---------- Passage to read

There is a fatal mistake many Facebook advertisers and marketing professionals are not savvy to while launching their first few campaigns.
It’s called “Set it and Forget it,” previously covered in our 3 step process to create eye-catching Facebook ads for contests.
“Set it and Forget it” means that an ad campaign (Facebook, Adwords, etc.) is launched and never monitored (“forgotten about”) until the end of the campaign.
Monitoring your campaigns while they are running is just as important as measuring the results of completed campaigns. In this article, we are going to cover how to efficaciously monitor and measure your current and future campaigns.
Step 1: Understanding and Setting Metrics for Your Facebook Campaign
Before creating your campaign, it’s important to understand the primary goal(s) and result you would like to see. This tends to be unnecessarily overcomplicated, so let’s make it simple. Ask yourself the following question.
What goal am I looking to achieve with this campaign that directly supports a company-wide goal?
Once you have the answer to this question, your most important metrics will be those that help measure if this goal was attained.

--------------------
---------- Provided material

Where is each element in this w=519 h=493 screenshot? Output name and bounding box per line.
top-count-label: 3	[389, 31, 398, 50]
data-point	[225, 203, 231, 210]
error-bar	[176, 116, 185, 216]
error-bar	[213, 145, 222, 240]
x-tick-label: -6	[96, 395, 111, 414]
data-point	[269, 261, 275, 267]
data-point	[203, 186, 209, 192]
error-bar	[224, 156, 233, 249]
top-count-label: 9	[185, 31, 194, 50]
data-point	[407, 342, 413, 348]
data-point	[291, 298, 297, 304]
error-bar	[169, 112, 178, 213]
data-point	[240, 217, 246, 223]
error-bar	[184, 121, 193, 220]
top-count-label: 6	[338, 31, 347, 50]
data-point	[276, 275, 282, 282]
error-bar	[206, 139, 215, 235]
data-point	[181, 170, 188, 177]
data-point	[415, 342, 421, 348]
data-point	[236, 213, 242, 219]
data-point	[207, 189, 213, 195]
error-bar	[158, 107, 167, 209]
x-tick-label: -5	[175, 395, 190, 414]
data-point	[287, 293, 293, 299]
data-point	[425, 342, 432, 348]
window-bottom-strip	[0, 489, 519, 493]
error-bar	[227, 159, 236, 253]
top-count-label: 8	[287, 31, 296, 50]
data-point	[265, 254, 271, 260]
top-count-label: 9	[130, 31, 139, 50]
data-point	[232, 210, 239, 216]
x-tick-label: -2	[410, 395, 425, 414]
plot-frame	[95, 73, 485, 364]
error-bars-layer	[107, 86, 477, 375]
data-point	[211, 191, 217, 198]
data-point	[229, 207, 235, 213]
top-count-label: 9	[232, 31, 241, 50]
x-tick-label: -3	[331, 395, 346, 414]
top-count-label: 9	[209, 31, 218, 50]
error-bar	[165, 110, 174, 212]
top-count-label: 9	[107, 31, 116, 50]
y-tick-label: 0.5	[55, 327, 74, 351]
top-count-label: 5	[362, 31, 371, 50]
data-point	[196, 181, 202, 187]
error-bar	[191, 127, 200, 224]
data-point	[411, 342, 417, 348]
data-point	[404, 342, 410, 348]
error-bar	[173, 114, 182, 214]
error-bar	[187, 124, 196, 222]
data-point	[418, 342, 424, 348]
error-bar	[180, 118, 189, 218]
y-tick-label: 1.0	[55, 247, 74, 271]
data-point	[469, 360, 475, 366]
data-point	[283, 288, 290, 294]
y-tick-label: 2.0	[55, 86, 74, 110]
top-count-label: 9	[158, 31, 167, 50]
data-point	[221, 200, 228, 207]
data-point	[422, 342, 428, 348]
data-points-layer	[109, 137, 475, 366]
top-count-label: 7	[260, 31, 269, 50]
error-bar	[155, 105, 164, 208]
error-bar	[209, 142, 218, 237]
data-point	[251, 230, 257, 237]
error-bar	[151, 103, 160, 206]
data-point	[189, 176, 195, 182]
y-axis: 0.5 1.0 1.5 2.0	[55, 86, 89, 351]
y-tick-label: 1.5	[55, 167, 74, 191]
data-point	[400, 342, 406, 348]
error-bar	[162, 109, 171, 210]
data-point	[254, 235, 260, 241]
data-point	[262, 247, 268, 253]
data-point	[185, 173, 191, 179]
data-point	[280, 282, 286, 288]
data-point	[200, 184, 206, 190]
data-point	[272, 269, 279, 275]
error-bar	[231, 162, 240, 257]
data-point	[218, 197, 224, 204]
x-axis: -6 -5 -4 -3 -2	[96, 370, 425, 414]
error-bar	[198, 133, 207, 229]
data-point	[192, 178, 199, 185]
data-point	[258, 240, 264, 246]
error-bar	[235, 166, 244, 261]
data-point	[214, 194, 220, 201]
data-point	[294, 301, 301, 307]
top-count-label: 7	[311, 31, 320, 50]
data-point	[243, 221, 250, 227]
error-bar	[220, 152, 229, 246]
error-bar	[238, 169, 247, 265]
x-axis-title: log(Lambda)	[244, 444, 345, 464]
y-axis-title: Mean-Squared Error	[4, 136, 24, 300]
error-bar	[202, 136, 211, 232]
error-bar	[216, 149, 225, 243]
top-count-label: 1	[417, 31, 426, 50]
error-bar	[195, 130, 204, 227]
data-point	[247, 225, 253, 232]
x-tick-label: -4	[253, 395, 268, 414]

--------------------

◆ Task prompt: Continue the article above on monitoring and measuring Facebook ad campaigns, starting right after its last sentence.

◆ Solved exercise:
Let’s take a look at an example. Here is a giveaway campaign that Brook created for their new product, X One, using Woobox.
There are two main goals for this campaign that can tie directly into supporting a company at large.
- Brook is looking to pre-sell their product for Xbox One and is a new company, so the goal would be to generate sales.
- Brook is wanting to build their brand awareness and recognition since they’re a newer product.
Once you know your goal(s), you can choose metrics that most directly correlate.
Here are examples of some metrics to measure Facebook campaigns in common categories:
- Performance: Results, Reach, Impressions, Cost Per Result, People Taking Action, 3-Second Video Views, Video Percentage Watched, Video Average Watch Time, etc.
- Engagement: People Taking Action, Post Reactions, Post Comments, Post Shares, Link Clicks, Page Likes, Cost Per Link Click, Offer Claims, Event Responses, Sign-Ups, etc.
- Performance and Clicks: Cost Per 1,000 Impressions, Link Clicks, Cost Per Link Click, CTR, Clicks, etc.
Going back to our example above, here are some metrics that would make sense for Brook to use to measure their campaign.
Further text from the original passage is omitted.